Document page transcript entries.
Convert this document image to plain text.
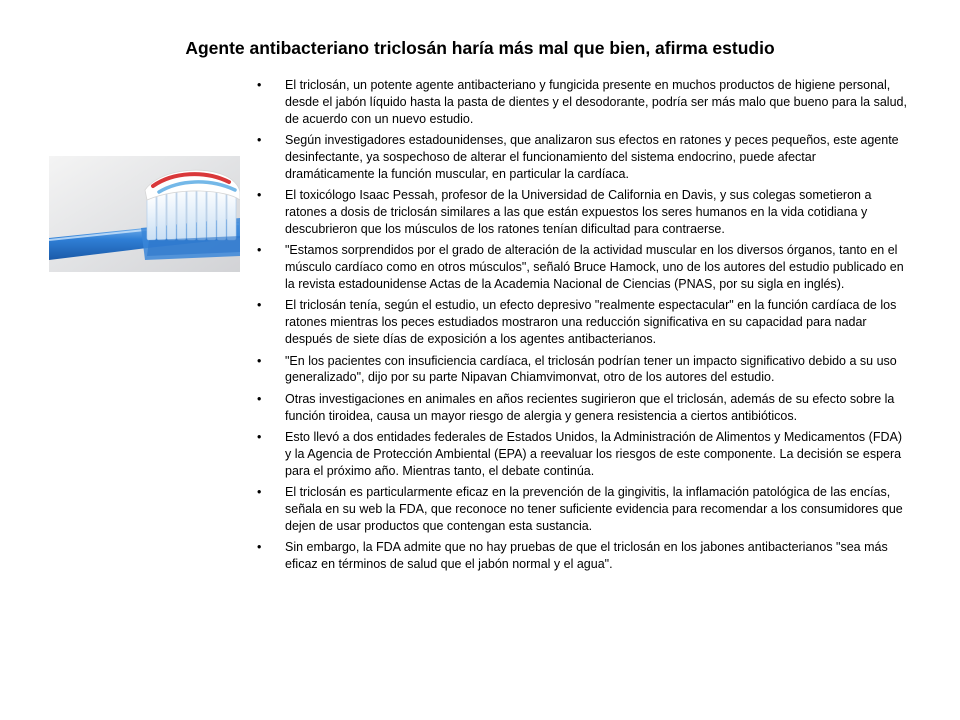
Agente antibacteriano triclosán haría más mal que bien, afirma estudio
• El triclosán, un potente agente antibacteriano y fungicida presente en muchos productos de higiene personal, desde el jabón líquido hasta la pasta de dientes y el desodorante, podría ser más malo que bueno para la salud, de acuerdo con un nuevo estudio.
• Según investigadores estadounidenses, que analizaron sus efectos en ratones y peces pequeños, este agente desinfectante, ya sospechoso de alterar el funcionamiento del sistema endocrino, puede afectar dramáticamente la función muscular, en particular la cardíaca.
• El toxicólogo Isaac Pessah, profesor de la Universidad de California en Davis, y sus colegas sometieron a ratones a dosis de triclosán similares a las que están expuestos los seres humanos en la vida cotidiana y descubrieron que los músculos de los ratones tenían dificultad para contraerse.
• "Estamos sorprendidos por el grado de alteración de la actividad muscular en los diversos órganos, tanto en el músculo cardíaco como en otros músculos", señaló Bruce Hamock, uno de los autores del estudio publicado en la revista estadounidense Actas de la Academia Nacional de Ciencias (PNAS, por su sigla en inglés).
• El triclosán tenía, según el estudio, un efecto depresivo "realmente espectacular" en la función cardíaca de los ratones mientras los peces estudiados mostraron una reducción significativa en su capacidad para nadar después de siete días de exposición a los agentes antibacterianos.
• "En los pacientes con insuficiencia cardíaca, el triclosán podrían tener un impacto significativo debido a su uso generalizado", dijo por su parte Nipavan Chiamvimonvat, otro de los autores del estudio.
• Otras investigaciones en animales en años recientes sugirieron que el triclosán, además de su efecto sobre la función tiroidea, causa un mayor riesgo de alergia y genera resistencia a ciertos antibióticos.
• Esto llevó a dos entidades federales de Estados Unidos, la Administración de Alimentos y Medicamentos (FDA) y la Agencia de Protección Ambiental (EPA) a reevaluar los riesgos de este componente. La decisión se espera para el próximo año. Mientras tanto, el debate continúa.
• El triclosán es particularmente eficaz en la prevención de la gingivitis, la inflamación patológica de las encías, señala en su web la FDA, que reconoce no tener suficiente evidencia para recomendar a los consumidores que dejen de usar productos que contengan esta sustancia.
• Sin embargo, la FDA admite que no hay pruebas de que el triclosán en los jabones antibacterianos "sea más eficaz en términos de salud que el jabón normal y el agua".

Task requirements.
Above are some records. Copy each of their lines that holds the string "tener".

Response for this exercise.
• "En los pacientes con insuficiencia cardíaca, el triclosán podrían tener un impacto significativo debido a su uso generalizado", dijo por su parte Nipavan Chiamvimonvat, otro de los autores del estudio.
• El triclosán es particularmente eficaz en la prevención de la gingivitis, la inflamación patológica de las encías, señala en su web la FDA, que reconoce no tener suficiente evidencia para recomendar a los consumidores que dejen de usar productos que contengan esta sustancia.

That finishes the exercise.